**What is required**
Locate each line holding the string "Richard" and copy it.

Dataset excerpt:

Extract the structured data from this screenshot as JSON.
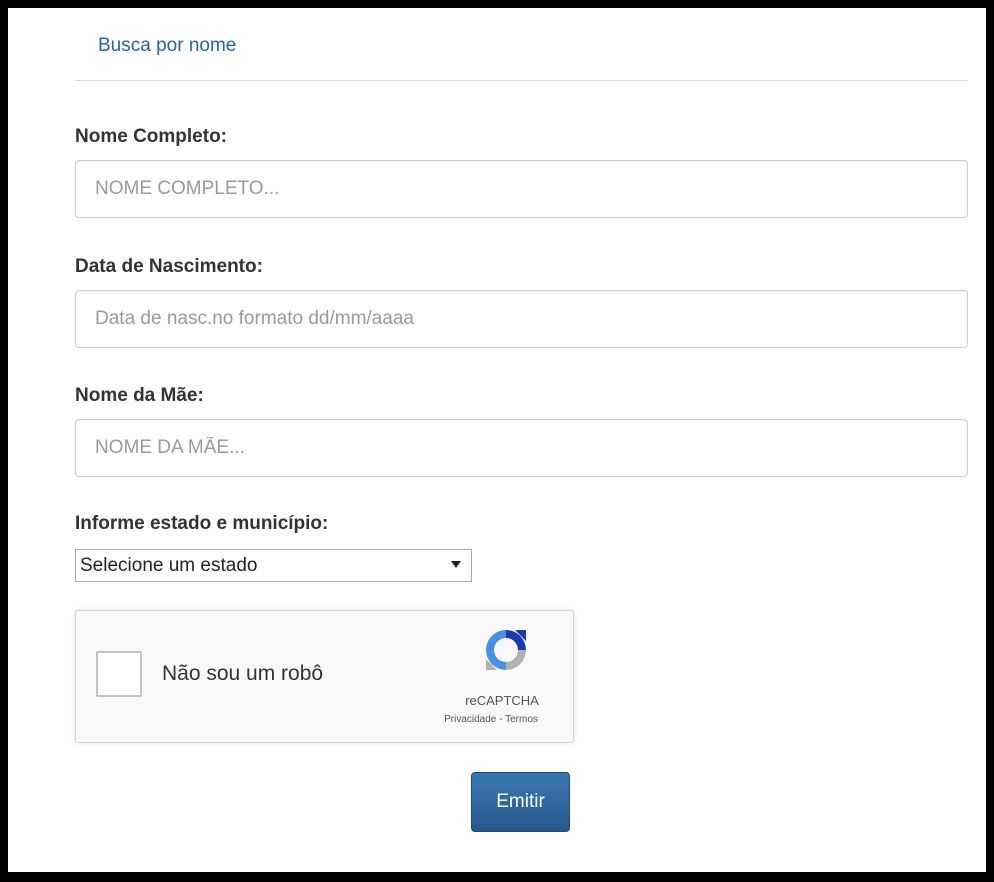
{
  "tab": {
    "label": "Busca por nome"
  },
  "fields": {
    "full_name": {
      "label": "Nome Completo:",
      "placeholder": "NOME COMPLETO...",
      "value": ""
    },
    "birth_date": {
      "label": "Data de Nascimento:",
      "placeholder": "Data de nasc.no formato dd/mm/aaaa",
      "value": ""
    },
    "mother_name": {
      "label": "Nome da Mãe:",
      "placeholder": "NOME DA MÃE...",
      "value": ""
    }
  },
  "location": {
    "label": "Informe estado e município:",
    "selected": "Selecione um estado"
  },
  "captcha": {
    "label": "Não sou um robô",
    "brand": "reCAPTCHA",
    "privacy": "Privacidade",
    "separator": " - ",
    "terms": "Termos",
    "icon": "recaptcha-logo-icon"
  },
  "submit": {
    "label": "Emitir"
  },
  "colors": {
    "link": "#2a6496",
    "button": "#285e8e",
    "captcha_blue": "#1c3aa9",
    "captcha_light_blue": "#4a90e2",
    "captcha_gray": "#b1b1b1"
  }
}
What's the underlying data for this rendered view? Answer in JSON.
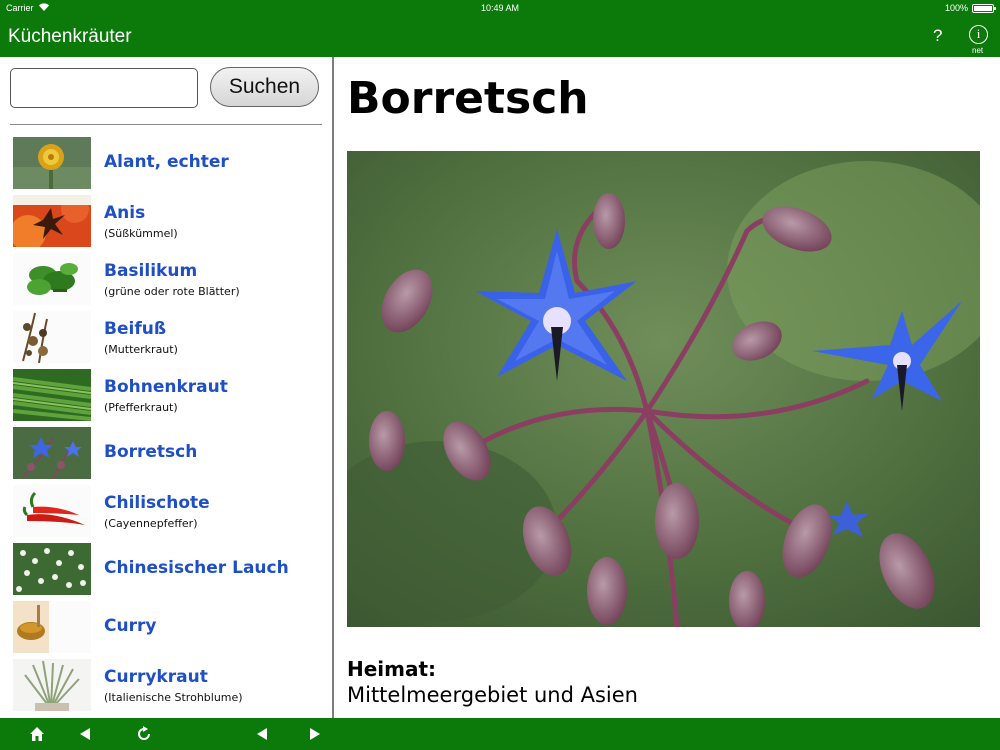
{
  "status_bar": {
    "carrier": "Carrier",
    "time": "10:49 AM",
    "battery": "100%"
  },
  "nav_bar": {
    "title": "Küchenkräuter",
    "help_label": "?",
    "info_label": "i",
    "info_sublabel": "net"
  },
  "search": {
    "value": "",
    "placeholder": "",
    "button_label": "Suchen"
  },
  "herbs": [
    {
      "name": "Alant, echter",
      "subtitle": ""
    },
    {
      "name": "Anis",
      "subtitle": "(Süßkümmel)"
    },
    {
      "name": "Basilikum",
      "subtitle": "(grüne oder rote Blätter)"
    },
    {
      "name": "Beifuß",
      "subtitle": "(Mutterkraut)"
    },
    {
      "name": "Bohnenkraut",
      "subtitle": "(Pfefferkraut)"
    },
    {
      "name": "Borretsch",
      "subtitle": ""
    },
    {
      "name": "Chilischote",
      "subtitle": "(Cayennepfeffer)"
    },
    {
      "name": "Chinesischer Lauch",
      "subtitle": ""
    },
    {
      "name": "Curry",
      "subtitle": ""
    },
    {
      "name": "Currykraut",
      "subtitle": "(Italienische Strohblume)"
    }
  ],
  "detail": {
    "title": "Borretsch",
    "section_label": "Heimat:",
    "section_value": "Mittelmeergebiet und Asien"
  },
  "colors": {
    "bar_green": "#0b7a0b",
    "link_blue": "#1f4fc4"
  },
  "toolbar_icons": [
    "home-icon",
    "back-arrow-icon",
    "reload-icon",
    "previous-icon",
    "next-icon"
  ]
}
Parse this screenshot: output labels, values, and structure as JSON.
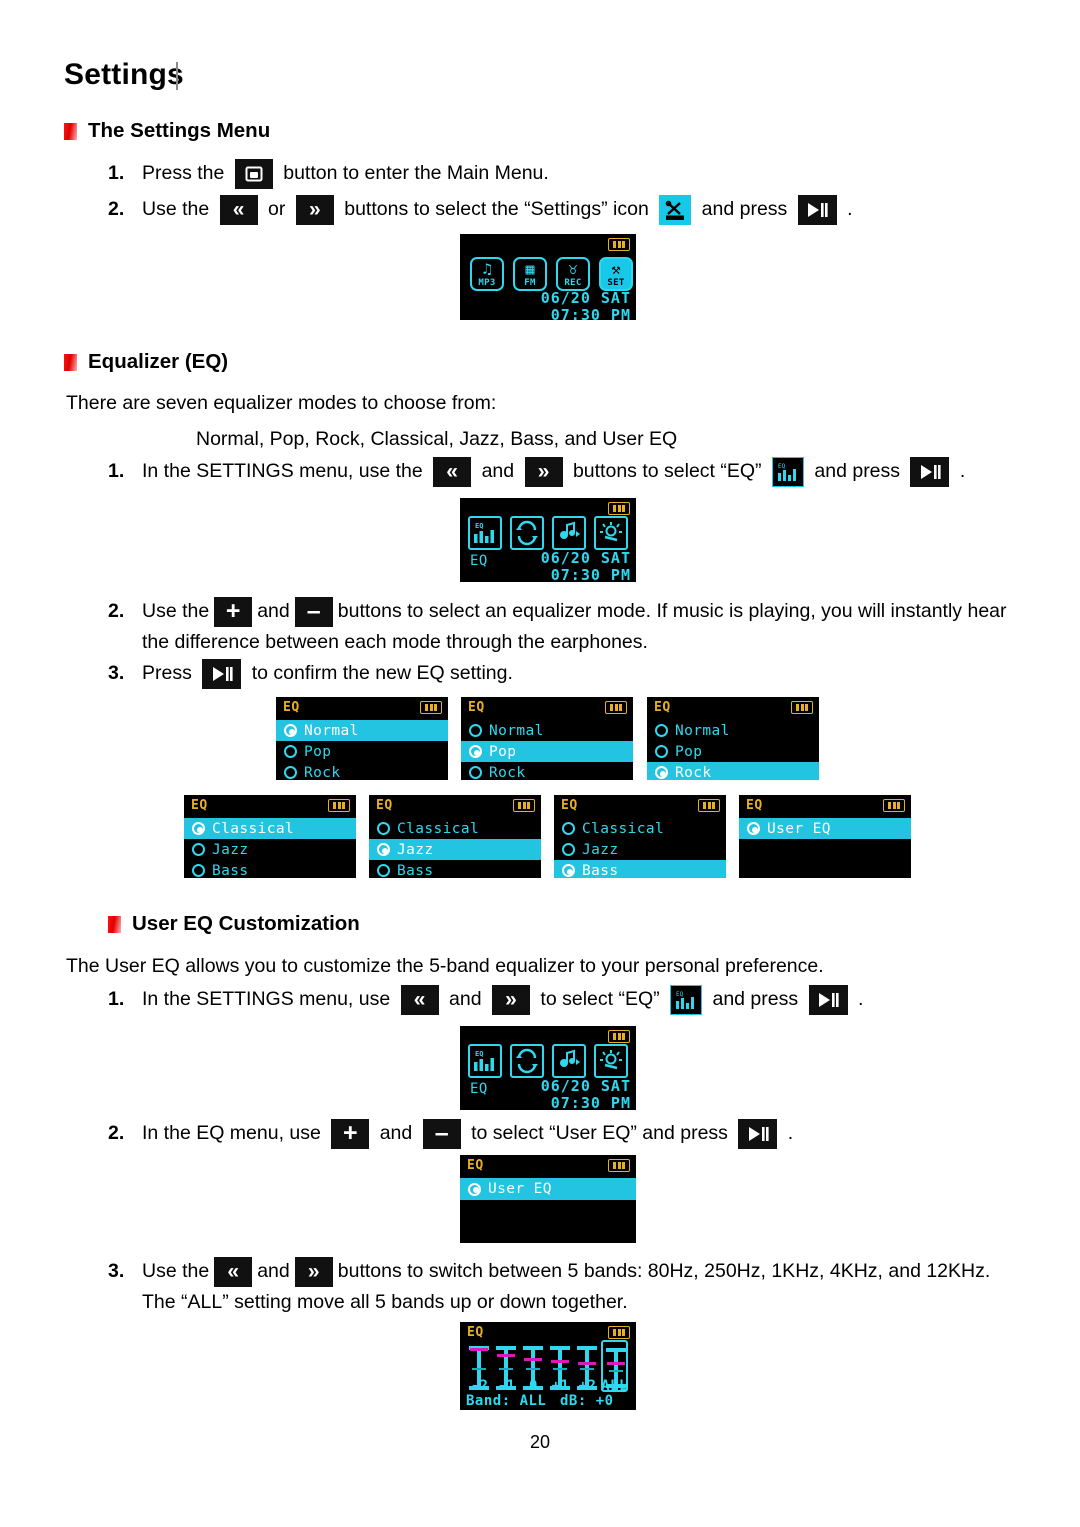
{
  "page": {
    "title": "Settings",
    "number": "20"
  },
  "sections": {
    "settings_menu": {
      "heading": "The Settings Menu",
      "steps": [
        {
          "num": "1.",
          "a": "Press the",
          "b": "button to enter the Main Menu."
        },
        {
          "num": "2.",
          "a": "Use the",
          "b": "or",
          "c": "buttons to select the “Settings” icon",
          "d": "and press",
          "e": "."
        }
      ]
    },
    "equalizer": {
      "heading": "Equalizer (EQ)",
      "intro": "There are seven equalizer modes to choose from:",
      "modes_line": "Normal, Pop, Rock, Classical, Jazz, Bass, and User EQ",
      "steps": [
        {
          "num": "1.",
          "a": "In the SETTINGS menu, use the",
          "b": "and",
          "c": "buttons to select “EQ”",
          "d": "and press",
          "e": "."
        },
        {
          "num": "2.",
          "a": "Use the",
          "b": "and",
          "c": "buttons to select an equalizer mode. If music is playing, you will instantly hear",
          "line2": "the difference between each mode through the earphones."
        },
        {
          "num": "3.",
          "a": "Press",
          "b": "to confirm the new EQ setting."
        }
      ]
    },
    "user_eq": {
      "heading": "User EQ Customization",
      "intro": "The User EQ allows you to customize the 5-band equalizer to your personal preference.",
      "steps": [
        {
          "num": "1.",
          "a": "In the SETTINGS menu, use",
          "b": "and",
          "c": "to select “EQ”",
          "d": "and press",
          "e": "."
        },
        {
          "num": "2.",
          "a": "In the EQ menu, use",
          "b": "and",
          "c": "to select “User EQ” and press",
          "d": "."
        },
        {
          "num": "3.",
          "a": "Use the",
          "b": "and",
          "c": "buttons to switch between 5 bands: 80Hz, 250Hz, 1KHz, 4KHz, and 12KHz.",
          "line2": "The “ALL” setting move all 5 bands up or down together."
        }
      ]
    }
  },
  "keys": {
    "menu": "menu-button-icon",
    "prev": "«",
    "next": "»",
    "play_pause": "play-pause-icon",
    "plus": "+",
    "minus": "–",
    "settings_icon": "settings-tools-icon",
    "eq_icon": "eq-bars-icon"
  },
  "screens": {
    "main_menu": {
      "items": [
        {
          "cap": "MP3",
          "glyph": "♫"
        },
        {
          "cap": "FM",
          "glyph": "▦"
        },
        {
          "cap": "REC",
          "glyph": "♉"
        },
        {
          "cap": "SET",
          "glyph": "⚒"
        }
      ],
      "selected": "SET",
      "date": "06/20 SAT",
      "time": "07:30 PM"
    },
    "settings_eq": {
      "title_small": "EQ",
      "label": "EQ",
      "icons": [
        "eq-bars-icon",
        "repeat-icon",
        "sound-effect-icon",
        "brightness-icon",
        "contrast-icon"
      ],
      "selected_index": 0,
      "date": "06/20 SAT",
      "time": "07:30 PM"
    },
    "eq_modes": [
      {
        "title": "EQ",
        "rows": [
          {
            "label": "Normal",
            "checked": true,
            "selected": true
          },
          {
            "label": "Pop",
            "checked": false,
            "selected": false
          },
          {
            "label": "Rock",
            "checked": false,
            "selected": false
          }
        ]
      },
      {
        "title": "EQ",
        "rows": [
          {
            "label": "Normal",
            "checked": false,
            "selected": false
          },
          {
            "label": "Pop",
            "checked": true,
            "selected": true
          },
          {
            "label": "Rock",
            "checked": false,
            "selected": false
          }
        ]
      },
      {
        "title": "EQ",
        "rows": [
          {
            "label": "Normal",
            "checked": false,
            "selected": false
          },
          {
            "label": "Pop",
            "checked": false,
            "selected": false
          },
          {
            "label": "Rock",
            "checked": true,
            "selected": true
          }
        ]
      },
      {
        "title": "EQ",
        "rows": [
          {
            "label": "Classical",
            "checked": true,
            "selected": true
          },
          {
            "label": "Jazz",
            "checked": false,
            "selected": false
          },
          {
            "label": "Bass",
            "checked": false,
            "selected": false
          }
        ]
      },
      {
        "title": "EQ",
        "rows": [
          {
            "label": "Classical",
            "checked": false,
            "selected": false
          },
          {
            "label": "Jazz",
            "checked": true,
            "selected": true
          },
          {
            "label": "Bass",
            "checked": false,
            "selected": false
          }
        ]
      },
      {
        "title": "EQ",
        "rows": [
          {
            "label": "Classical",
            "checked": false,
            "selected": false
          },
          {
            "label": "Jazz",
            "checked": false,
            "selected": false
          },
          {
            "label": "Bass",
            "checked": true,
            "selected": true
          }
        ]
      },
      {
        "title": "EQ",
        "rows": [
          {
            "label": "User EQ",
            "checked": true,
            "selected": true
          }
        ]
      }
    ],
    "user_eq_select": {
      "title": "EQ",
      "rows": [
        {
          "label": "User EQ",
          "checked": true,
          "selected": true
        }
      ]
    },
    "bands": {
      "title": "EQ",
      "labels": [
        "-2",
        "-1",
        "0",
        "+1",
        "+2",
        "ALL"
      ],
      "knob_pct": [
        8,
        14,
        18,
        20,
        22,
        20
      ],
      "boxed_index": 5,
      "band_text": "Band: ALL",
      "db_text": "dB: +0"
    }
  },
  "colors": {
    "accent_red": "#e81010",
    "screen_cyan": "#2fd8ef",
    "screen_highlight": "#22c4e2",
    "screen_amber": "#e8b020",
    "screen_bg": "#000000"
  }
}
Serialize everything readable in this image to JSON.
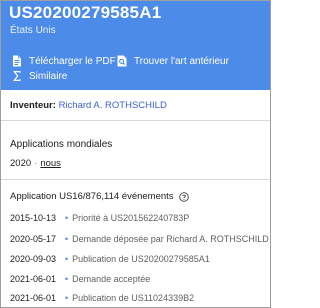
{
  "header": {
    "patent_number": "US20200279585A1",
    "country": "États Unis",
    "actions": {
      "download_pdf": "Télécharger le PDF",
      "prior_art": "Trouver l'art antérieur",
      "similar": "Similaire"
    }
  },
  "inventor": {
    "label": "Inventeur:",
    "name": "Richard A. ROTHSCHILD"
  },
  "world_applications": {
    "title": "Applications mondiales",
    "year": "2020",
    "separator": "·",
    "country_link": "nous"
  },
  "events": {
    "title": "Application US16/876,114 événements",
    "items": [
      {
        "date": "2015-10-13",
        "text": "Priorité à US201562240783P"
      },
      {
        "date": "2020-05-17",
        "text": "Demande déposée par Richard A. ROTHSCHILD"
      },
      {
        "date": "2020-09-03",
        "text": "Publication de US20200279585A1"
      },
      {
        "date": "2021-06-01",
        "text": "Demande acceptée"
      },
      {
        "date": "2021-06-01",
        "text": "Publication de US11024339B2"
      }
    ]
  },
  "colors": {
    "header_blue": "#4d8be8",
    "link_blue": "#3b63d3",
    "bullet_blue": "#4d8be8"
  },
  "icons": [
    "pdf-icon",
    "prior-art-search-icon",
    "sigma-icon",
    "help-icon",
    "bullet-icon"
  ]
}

**Exercise response**
    "name": "Richard A. ROTHSCHILD"
        "text": "Demande déposée par Richard A. ROTHSCHILD"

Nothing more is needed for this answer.